*** Extrait du texte

L'été dernier, la compagnie Karl’s kühne Gassenschau présentait Fabrikk dans les carrières de Saint-Triphon. Dans ce spectacle, une fabrique de chocolat artisanal fraîchement vendue à un investisseur chinois refusait de passer à la production de masse et d’utiliser des matières premières corrompues. Devant cet entêtement à préserver la qualité suisse, le nouveau propriétaire empaquetait les installations de production sur un cargo, quittant les lieux dans la spectaculaire scène finale et laissant les employés licenciés sur le quai.

ChemChina, conglomérat semi-étatique chinois, vient d’annoncer son intention de racheter le fleuron de l’agrochimie Syngenta Crop Protection pour un montant de 43,8 milliards de francs, soit l’équivalent de 480 francs par action, dividende extraordinaire compris. Les employés suisses de Syngenta doivent-ils craindre de rester eux aussi sur le quai?

******
*** Matériel fourni

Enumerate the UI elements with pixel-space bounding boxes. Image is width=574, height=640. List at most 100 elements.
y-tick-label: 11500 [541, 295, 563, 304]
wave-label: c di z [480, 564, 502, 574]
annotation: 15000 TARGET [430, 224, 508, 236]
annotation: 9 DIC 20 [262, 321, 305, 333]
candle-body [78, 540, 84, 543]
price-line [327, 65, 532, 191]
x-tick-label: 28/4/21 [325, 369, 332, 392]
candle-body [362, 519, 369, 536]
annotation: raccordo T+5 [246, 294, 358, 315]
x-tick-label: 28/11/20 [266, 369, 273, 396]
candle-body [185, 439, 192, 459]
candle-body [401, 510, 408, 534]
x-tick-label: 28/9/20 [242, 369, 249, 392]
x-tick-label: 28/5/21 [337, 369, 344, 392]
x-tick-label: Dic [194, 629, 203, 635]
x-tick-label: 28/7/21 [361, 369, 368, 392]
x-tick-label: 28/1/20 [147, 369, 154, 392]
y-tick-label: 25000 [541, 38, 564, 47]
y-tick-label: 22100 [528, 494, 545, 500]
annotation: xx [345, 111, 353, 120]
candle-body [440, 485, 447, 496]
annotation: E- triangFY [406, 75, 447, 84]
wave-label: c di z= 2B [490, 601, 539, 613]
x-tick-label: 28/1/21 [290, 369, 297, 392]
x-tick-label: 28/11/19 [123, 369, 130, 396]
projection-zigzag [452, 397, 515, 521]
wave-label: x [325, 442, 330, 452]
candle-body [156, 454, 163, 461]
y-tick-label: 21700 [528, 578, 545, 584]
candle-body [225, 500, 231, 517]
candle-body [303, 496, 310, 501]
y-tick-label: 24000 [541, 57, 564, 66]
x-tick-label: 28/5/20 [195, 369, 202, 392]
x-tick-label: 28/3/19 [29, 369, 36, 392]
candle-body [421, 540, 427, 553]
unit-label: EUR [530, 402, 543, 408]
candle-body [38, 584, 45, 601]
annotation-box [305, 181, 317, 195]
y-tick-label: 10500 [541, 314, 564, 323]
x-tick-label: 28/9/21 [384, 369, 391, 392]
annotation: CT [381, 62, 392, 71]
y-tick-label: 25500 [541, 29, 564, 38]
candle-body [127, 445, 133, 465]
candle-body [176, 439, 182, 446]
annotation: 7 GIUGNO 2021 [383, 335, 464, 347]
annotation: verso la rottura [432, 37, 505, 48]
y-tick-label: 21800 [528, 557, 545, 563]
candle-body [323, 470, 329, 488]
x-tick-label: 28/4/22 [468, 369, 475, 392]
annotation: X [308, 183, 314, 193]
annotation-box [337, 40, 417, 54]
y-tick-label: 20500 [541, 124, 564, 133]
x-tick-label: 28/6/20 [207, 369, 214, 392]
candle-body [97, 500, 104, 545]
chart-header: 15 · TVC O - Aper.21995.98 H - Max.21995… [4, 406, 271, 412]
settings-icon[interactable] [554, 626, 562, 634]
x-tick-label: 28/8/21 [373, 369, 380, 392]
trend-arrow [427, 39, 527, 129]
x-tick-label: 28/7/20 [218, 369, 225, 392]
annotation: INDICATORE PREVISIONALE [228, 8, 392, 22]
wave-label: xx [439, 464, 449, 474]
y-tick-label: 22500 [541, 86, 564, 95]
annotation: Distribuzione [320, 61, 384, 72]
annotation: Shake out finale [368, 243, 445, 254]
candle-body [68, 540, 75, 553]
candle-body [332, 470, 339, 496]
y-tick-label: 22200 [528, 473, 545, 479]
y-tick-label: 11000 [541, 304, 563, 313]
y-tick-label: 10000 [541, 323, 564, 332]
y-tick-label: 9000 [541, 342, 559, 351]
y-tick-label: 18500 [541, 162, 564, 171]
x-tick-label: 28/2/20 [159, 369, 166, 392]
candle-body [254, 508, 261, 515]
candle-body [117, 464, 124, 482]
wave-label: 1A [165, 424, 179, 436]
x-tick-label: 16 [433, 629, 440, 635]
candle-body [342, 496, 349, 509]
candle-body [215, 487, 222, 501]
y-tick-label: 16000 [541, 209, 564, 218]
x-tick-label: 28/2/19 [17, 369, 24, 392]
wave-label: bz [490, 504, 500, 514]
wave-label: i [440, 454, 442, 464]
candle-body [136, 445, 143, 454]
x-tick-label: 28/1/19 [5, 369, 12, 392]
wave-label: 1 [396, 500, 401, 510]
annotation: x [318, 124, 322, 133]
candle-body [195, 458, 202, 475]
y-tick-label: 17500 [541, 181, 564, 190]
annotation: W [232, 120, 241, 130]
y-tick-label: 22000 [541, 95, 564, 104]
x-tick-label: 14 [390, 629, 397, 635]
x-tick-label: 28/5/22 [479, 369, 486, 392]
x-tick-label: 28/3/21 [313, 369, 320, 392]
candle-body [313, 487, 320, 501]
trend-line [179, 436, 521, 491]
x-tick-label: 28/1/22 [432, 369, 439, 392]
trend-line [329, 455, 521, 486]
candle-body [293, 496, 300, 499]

******

■ À faire
D'après l'extrait, pour quel montant ChemChina entend-il racheter Syngenta Crop Protection ? Veuillez vous appuyer uniquement sur l'extrait.

■ Réponse
43,8 milliards de francs, soit 480 francs par action, dividende extraordinaire compris.